### [Exercise aim]
Please extract every line of the items below that contains the word "sidewall", treating uppercase and lowercase as different.

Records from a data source

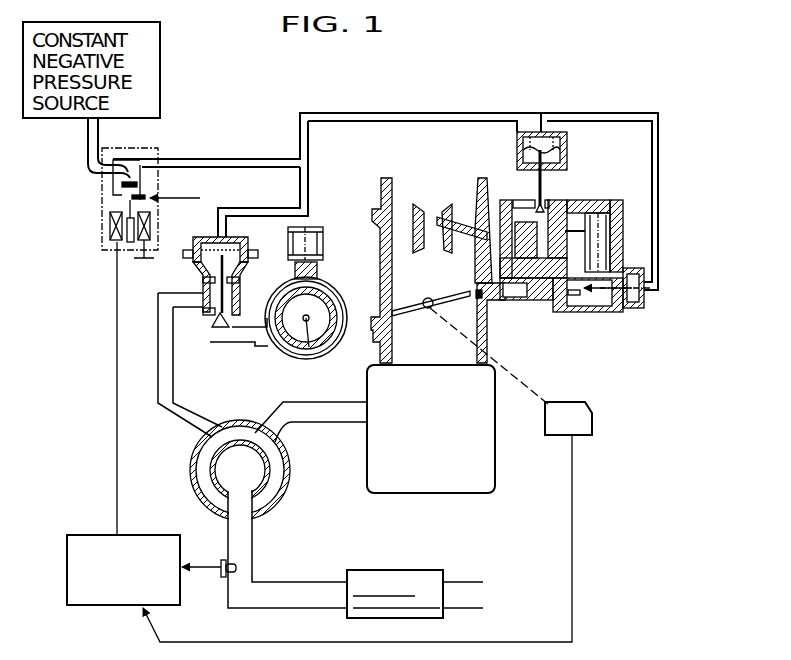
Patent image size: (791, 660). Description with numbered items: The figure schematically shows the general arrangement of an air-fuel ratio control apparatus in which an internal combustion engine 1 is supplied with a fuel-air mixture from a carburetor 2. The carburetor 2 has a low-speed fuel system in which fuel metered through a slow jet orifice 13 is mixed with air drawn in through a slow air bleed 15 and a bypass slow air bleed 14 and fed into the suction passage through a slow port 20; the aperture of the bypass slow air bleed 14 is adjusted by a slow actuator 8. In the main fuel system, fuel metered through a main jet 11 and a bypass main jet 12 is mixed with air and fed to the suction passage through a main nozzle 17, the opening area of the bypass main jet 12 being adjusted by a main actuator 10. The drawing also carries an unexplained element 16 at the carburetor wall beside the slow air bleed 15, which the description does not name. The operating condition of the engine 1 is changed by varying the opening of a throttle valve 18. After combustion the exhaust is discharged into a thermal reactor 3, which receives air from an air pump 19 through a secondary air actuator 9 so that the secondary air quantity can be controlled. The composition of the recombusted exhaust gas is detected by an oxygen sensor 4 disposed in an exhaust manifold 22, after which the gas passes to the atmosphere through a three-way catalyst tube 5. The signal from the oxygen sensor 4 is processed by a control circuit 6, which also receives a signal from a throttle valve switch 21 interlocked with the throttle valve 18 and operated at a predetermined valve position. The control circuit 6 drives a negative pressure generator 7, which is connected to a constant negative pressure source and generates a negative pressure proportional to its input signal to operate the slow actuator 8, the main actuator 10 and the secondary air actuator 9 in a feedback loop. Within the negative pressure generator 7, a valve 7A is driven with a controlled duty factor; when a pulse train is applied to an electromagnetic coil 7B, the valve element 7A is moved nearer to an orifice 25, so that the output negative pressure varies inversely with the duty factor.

The internal combustion engine 1 is at (448, 494).
The carburetor 2 is at (382, 188).
The thermal reactor 3 is at (268, 473).
The oxygen sensor 4 is at (225, 560).
The three-way catalyst tube 5 is at (408, 570).
The control circuit 6 is at (90, 535).
The negative pressure generator 7 is at (118, 190).
The valve 7A is at (117, 188).
The electromagnetic coil 7B is at (150, 220).
The slow actuator 8 is at (522, 118).
The secondary air actuator 9 is at (188, 245).
The main actuator 10 is at (593, 253).
The main jet 11 is at (614, 240).
The bypass main jet 12 is at (568, 300).
The slow jet orifice 13 is at (585, 205).
The bypass slow air bleed 14 is at (548, 201).
The slow air bleed 15 is at (514, 200).
The intake passage wall 16 is at (493, 200).
The main nozzle 17 is at (441, 222).
The throttle valve 18 is at (418, 311).
The air pump 19 is at (338, 295).
The slow port 20 is at (488, 297).
The throttle valve switch 21 is at (591, 417).
The exhaust manifold 22 is at (250, 550).
The orifice 25 is at (127, 170).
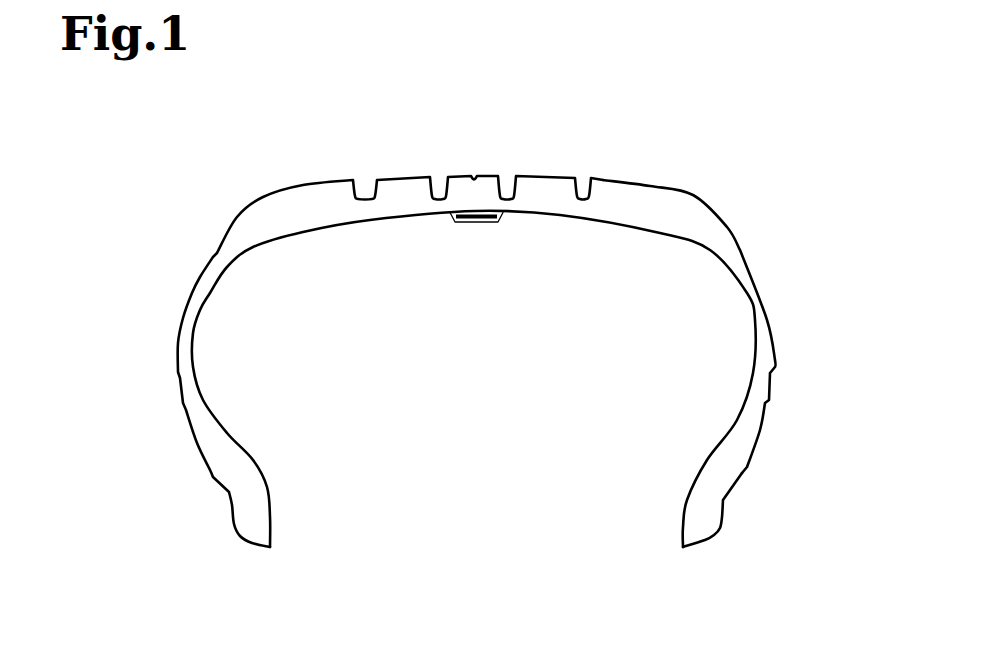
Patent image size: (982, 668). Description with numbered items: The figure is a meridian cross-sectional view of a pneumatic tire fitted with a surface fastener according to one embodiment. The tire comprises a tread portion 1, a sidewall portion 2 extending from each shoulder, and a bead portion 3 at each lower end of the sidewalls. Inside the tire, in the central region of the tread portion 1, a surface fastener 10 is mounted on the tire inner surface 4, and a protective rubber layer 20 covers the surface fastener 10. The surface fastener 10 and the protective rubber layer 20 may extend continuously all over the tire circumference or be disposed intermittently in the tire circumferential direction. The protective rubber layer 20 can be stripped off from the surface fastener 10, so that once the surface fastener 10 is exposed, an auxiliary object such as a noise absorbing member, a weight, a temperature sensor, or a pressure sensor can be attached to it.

The tread portion 1 is at (547, 173).
The sidewall portion 2 is at (763, 289).
The bead portion 3 is at (723, 520).
The tire inner surface 4 is at (377, 223).
The surface fastener 10 is at (467, 223).
The protective rubber layer 20 is at (498, 223).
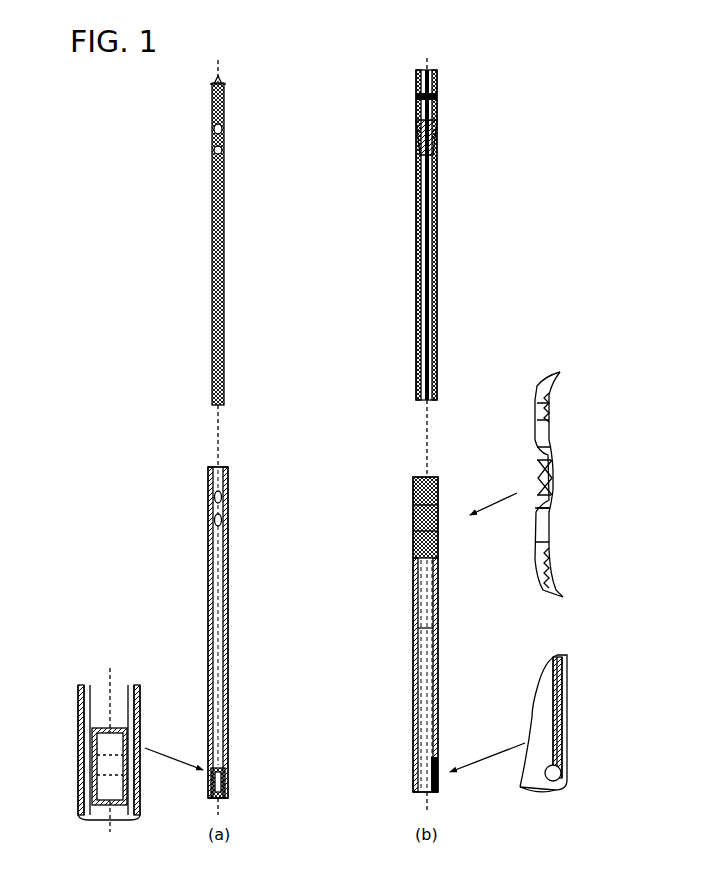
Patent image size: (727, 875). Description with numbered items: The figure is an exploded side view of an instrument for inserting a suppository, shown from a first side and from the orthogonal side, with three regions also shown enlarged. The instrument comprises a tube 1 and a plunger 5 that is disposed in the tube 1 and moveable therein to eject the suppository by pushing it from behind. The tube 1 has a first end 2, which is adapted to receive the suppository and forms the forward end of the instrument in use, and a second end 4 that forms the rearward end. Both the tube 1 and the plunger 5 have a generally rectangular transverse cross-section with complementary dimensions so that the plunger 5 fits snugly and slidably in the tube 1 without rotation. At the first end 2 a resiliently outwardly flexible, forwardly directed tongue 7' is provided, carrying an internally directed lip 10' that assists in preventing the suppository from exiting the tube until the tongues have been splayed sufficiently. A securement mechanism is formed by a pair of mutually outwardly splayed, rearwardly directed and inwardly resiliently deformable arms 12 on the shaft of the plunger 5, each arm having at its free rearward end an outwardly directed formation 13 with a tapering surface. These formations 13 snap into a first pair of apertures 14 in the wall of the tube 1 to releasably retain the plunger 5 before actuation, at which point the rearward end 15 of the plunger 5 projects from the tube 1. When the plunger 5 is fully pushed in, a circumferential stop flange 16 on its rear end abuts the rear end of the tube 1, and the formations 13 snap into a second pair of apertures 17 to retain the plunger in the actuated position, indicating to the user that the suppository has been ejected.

The tube 1 is at (207, 606).
The first end 2 is at (245, 790).
The second end 4 is at (240, 476).
The plunger 5 is at (234, 297).
The tongue 7' is at (337, 737).
The internally directed lip 10' is at (553, 808).
The arms 12 is at (222, 150).
The outwardly directed formations 13 is at (222, 130).
The first pair of apertures 14 is at (214, 498).
The rearward end 15 is at (205, 98).
The circumferential stop flange 16 is at (223, 79).
The second pair of apertures 17 is at (214, 521).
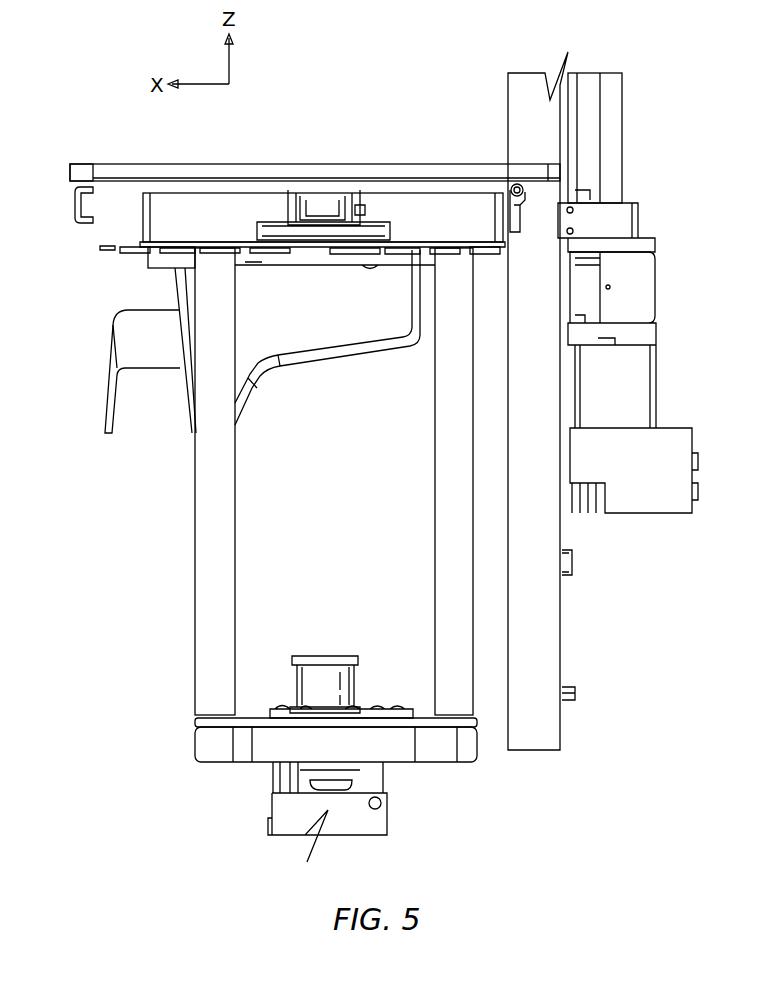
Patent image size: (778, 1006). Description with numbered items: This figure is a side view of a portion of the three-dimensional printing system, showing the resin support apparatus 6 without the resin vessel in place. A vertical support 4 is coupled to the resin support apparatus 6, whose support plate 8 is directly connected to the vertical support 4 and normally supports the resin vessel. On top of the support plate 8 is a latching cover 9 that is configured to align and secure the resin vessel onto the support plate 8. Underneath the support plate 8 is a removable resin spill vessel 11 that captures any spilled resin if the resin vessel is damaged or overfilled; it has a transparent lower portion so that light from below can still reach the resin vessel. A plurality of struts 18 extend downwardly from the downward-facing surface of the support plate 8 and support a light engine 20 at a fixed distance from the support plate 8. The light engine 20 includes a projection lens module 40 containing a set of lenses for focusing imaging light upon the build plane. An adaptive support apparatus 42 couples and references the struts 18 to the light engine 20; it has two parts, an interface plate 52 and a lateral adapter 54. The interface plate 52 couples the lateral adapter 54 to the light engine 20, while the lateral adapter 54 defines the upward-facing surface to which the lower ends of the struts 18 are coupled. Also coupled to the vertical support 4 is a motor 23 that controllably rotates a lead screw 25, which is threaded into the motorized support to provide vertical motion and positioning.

### [Expected answer]
Patent image size: (982, 668). Description with numbered items: The figure is a meridian cross-sectional view of a pneumatic tire fitted with a surface fastener according to one embodiment. The tire comprises a tread portion 1, a sidewall portion 2 extending from each shoulder, and a bead portion 3 at each lower end of the sidewalls. Inside the tire, in the central region of the tread portion 1, a surface fastener 10 is mounted on the tire inner surface 4, and a protective rubber layer 20 covers the surface fastener 10. The surface fastener 10 and the protective rubber layer 20 may extend continuously all over the tire circumference or be disposed intermittently in the tire circumferential direction. The protective rubber layer 20 can be stripped off from the surface fastener 10, so that once the surface fastener 10 is exposed, an auxiliary object such as a noise absorbing member, a weight, a temperature sensor, or a pressure sensor can be attached to it.
The sidewall portion 2 is at (763, 289).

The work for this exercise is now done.